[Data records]
------------
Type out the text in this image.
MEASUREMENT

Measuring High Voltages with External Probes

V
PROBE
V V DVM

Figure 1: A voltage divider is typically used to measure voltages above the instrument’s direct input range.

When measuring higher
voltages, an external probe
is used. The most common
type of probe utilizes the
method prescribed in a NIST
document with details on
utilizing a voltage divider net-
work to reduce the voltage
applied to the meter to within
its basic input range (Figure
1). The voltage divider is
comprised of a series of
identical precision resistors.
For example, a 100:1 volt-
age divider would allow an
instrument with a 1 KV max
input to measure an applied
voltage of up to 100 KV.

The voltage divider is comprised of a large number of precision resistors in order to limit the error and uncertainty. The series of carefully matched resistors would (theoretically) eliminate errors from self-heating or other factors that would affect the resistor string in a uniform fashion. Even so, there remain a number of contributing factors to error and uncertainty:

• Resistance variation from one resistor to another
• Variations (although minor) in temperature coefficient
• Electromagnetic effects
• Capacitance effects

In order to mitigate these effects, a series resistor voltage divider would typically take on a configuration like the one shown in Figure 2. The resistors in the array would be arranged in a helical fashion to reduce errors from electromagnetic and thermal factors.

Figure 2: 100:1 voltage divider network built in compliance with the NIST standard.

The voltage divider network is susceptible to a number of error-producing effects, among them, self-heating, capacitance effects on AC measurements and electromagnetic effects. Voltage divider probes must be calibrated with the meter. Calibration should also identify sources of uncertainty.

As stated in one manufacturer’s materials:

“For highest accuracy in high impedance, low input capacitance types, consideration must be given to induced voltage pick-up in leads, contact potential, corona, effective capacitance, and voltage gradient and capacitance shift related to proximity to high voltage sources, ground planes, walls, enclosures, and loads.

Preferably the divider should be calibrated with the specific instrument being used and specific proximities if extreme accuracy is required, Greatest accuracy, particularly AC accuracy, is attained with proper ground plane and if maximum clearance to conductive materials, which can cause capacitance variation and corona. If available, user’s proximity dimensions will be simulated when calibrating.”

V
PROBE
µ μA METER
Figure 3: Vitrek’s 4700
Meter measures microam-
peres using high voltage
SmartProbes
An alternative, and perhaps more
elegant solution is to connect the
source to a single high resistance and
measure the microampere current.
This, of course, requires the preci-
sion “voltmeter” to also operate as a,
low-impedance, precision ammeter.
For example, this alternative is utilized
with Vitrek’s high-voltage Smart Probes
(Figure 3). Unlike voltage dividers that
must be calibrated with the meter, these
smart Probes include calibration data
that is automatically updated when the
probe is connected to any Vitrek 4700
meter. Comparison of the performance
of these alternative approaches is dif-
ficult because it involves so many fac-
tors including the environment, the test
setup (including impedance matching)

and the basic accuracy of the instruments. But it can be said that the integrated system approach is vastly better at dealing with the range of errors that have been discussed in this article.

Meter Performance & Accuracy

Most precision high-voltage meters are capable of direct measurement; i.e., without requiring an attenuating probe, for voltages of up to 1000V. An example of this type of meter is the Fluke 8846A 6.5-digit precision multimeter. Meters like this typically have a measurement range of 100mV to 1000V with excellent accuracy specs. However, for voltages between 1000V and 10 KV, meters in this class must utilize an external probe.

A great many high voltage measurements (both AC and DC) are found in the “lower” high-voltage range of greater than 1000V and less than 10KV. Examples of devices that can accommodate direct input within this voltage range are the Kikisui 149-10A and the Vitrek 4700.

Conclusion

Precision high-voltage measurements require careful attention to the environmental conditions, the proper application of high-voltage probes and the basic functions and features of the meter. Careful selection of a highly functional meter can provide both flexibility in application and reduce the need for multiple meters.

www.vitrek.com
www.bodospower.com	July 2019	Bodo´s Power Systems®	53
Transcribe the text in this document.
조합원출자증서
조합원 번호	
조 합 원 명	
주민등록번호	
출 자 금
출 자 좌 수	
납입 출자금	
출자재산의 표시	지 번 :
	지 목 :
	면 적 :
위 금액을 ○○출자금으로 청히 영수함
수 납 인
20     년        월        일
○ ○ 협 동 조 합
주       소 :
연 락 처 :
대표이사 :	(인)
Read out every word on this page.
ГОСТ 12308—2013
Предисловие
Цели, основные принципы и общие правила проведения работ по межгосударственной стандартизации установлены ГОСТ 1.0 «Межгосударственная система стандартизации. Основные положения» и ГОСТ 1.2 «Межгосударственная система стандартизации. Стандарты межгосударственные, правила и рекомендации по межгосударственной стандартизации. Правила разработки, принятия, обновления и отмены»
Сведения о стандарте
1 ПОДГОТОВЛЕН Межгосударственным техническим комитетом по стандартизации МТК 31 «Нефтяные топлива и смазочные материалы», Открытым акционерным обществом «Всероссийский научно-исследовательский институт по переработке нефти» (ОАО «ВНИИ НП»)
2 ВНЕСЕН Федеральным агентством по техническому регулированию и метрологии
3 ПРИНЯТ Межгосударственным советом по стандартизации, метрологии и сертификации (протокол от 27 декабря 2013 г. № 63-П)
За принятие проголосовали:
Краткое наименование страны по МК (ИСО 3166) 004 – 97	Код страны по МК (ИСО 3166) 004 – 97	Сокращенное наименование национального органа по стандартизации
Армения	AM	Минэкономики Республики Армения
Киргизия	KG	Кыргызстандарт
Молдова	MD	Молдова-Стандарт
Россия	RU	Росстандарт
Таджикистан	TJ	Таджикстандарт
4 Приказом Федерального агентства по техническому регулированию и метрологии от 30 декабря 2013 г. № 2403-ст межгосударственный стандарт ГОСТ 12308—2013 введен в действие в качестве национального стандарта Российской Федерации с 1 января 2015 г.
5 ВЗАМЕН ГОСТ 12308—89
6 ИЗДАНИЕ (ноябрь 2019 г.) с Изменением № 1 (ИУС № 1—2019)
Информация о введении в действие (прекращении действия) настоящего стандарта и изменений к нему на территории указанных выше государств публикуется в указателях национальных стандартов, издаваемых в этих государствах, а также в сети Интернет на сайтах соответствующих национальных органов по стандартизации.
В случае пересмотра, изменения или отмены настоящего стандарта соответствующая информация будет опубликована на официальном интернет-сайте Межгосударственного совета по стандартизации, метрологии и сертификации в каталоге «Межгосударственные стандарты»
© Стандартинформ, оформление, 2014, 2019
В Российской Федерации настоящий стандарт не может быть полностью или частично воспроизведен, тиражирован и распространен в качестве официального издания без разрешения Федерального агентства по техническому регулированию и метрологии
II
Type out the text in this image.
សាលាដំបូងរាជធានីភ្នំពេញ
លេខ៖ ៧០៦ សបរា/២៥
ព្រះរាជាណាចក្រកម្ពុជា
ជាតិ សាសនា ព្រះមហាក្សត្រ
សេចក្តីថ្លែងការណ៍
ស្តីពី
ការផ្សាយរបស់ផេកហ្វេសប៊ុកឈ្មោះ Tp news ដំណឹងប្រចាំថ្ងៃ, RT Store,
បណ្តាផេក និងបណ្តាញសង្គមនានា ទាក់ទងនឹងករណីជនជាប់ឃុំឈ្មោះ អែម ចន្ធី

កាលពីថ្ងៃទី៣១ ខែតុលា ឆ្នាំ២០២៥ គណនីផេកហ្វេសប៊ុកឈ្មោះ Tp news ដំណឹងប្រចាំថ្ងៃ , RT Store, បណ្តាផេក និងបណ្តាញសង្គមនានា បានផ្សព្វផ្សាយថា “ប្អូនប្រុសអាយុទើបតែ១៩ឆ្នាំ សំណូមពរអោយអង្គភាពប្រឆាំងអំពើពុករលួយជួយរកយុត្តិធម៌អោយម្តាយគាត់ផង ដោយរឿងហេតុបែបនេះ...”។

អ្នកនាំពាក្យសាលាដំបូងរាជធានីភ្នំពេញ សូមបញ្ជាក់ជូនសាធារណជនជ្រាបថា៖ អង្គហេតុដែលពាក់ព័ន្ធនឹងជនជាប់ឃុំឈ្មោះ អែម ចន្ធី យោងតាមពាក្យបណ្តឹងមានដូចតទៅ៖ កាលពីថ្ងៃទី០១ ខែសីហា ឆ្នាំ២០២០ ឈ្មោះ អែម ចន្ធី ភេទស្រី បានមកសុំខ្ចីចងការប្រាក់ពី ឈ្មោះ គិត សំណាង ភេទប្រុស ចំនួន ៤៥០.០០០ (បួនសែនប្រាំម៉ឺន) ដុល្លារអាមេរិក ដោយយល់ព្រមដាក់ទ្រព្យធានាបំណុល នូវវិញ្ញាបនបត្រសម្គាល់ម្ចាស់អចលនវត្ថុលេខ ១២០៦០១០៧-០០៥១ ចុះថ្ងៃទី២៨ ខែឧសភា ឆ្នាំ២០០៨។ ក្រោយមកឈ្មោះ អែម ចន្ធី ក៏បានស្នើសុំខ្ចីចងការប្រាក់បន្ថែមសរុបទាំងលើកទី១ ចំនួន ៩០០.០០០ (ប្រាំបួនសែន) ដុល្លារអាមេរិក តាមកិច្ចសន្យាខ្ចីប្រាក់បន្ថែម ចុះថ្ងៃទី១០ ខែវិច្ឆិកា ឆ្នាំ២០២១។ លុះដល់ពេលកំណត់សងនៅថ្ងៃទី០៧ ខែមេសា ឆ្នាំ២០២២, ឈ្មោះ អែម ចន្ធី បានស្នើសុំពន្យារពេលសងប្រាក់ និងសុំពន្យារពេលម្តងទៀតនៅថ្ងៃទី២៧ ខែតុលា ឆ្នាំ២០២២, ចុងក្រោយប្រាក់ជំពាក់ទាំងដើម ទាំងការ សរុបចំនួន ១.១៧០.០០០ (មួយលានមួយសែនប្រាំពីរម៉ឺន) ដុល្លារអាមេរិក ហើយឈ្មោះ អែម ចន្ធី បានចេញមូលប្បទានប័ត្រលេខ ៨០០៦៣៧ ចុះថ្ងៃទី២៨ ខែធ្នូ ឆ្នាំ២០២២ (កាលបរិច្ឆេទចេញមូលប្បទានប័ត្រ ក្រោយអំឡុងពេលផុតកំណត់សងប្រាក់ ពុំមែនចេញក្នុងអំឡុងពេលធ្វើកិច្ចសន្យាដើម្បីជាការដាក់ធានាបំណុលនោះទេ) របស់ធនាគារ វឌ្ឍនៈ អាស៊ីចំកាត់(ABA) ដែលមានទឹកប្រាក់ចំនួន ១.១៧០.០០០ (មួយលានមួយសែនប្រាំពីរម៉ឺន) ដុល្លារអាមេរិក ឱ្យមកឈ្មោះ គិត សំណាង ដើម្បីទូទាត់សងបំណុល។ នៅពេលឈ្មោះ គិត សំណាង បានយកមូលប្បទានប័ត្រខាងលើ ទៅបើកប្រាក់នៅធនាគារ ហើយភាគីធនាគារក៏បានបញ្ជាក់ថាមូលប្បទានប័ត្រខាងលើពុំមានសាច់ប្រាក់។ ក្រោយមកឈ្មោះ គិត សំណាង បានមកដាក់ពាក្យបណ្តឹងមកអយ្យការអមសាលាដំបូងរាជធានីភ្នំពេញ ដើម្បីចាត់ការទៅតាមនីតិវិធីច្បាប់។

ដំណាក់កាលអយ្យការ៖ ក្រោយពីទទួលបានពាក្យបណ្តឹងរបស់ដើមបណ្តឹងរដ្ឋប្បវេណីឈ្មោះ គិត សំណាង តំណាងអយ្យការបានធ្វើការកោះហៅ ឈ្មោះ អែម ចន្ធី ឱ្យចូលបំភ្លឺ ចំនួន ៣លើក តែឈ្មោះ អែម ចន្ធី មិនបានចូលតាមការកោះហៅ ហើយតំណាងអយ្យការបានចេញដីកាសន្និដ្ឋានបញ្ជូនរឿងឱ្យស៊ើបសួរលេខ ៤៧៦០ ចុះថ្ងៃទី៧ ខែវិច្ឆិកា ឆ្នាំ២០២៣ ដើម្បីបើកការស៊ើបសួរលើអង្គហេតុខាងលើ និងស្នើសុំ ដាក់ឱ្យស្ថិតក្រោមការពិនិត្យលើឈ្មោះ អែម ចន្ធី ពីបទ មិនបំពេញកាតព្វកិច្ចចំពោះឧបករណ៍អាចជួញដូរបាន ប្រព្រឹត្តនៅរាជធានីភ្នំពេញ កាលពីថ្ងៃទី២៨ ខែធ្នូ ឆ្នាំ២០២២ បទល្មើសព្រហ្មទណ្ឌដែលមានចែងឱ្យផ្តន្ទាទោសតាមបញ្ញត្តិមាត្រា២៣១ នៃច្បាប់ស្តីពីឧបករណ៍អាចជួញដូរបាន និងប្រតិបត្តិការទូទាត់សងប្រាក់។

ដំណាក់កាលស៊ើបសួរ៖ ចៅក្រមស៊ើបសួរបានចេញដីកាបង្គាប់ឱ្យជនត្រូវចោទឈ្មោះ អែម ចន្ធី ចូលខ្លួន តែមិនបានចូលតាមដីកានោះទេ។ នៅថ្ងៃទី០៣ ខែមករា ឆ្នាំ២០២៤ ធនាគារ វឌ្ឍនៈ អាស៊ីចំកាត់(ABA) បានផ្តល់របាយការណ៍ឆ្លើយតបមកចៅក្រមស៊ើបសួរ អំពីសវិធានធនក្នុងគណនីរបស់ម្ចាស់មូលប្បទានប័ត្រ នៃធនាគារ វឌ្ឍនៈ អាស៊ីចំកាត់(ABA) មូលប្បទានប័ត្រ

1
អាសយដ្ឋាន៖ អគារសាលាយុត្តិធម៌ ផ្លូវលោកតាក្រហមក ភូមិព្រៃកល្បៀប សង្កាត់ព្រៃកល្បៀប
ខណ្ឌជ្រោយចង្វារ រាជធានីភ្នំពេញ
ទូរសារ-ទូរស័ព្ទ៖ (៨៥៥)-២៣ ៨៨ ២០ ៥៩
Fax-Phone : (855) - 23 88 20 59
------------
**WRITTEN TASK:**
Select all lines in the listing above where the word "applied" appears, and show them.

**EXERCISE RESPONSE:**
applied to the meter to within
input to measure an applied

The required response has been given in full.